Selected passage —
%%
Muffled didgeridoo sound

This happens when the inner column of the didgeridoo goes from wider to narrower instead of vice versa. Many didgeridoo have this because the termites seem to first go through a smaller hole at the bottom of the didgeridoo and start to eat more when they are 20 to 30 cm from the bottom of the didgeridoos stem or belle bottom. It does depend on the wood type or tree. And also from which height you cut the didgeridoo. Some say you should cut the stem 40 cm or more from the ground and that the shape of the didgeridoo will be better and the tree has more chance to regenerate. Others like to cut the didgeridoo more from the bottom to have more flare or bell bottom. Then again, often land owners do not like the stems sticking out of the ground for fear of their tyres. Anyway our didgeridoos do not have these mufflers because we will chisle them out if they are there. If a didgeridoo has a muffler, it feels like the pressure is falling down all the time when circular breathing. The didgeridoo has the sound of an airplane that falls down from the sky each time when you take another breath.

Voluminous didgeridoo sound

This just refers to a didgeridoo that produces a loud sound with not too much effort. Usually buskers/ street performers want this type of didgeridoo. High-tone didgeridoos are often more loud then low-tone didgeridoos. The size of the bell bottom does not have to implicate that the didge will be extra voluminous in sound. Most of our higher-tone didgeridoos have a voluminous sound and some have an exceptionally loud sound!

Full didgeridoo sounds

See harmonious didgeridoo sound.

Loud didgeridoo sound

See voluminous didgeridoo sound.

Basic didgeridoo drone /sound

The basic drone of a didgeridoo is the sound that is been made by basic or normal didgeridoo playing. It is also what categorizes the tone of the didgeridoo. It does not contain voices, toots (trumpet) or other didgeridoo sound effects.

Harmonious didgeridoo sounds

The term full or harmonious didgeridoo sound is often used for didgeridoos that have a medium or bigger mouthpiece and the column of the didgeridoo is relatively wide. Because the sound travels through a wider column of the didgeridoo there is more space for a fuller sound. Voices and overtones can come out more clearly. There is less pressure on the didgeridoo and so the sound also echoes more on the didgeridoos wall in the column. Depending on the didgeridoo techniques you would like to learn a wider column in the beginning is recomended. Wider columns come in all categories of didgeridoos. Generally smaller columns make trumpet tones and and other techniques like jaw movements more easy. Read more about this in the didgeridoo webshop's info on the different categories of didgeridoos or how to choose.
%%
Excerpted data —
%%
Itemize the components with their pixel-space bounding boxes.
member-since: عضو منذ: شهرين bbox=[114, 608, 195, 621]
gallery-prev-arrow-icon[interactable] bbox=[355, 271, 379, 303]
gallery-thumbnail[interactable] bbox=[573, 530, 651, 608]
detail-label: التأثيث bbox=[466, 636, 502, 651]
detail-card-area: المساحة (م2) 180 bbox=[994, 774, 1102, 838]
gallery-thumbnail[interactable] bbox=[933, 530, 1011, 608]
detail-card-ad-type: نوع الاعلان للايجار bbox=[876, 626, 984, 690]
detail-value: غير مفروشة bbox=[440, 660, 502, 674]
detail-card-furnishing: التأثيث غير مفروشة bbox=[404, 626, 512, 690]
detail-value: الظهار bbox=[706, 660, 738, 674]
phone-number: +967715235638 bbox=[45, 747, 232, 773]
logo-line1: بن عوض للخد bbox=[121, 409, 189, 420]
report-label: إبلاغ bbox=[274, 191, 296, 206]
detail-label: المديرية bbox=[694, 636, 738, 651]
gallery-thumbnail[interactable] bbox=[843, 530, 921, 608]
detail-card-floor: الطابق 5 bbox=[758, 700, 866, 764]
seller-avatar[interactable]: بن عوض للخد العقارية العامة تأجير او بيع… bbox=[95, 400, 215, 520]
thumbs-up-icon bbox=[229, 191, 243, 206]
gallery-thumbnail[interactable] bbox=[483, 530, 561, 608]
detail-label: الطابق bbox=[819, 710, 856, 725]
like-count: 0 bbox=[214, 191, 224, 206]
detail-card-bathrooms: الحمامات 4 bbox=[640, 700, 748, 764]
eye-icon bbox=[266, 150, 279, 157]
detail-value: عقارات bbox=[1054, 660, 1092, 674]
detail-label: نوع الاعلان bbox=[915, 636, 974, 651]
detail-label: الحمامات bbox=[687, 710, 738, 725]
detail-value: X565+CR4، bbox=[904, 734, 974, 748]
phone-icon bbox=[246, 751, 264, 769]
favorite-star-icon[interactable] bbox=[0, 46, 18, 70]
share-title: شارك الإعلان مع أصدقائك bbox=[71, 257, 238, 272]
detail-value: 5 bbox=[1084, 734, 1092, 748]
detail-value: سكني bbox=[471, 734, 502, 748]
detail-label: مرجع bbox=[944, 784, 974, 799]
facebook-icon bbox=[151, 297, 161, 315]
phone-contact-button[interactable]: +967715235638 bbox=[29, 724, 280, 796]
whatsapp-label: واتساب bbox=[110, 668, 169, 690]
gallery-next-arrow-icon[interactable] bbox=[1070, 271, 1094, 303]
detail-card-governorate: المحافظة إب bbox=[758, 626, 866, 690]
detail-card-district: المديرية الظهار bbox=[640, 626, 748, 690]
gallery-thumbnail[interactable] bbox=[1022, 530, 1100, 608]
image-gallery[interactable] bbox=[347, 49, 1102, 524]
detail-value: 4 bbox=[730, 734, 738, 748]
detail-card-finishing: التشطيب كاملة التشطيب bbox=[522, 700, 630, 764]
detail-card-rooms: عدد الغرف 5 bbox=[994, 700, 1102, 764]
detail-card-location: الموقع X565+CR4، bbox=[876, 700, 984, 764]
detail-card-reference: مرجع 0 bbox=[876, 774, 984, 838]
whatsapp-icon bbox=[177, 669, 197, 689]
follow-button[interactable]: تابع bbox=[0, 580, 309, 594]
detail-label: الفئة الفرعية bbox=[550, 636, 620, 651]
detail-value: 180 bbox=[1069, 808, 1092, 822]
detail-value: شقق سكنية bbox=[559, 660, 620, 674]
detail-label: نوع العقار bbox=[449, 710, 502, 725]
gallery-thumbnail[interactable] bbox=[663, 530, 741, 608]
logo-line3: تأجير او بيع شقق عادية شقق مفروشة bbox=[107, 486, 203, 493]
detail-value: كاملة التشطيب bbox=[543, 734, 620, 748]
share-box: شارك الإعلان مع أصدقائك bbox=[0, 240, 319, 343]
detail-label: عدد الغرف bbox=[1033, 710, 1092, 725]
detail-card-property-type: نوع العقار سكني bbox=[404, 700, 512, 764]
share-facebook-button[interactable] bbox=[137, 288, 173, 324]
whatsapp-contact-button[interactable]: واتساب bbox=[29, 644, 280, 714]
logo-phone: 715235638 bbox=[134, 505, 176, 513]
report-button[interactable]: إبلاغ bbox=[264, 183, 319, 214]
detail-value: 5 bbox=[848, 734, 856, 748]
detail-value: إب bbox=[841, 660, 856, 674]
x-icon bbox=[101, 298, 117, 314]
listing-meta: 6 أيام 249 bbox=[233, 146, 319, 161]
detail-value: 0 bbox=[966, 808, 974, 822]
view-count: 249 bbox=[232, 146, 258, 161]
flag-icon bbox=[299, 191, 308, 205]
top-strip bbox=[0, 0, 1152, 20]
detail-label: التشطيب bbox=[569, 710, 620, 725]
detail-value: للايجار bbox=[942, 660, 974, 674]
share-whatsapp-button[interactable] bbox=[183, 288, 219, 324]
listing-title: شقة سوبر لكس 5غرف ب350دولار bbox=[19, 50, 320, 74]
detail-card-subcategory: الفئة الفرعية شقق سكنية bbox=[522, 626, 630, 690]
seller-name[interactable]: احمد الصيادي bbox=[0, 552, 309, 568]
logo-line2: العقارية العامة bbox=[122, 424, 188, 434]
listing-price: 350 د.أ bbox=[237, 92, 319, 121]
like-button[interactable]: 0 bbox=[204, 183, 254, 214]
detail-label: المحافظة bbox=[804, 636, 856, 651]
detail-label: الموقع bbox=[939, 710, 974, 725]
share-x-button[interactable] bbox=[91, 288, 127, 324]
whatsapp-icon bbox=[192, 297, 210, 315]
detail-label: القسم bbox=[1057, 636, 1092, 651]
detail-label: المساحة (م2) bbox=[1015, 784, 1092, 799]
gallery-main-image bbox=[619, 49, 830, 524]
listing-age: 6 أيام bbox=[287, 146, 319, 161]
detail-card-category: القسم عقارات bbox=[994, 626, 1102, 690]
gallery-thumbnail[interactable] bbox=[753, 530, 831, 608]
%%
Your tasks —
1. In the didgeridoo sound descriptions, what does a didgeridoo with a muffler sound like each time the player takes another breath?
2. List every sound term that gets its own heading in the didgeridoo sound descriptions.

Replies —
1. An airplane falling down from the sky.

2.
- Muffled didgeridoo sound
- Voluminous didgeridoo sound
- Full didgeridoo sounds
- Loud didgeridoo sound
- Basic didgeridoo drone/sound
- Harmonious didgeridoo sounds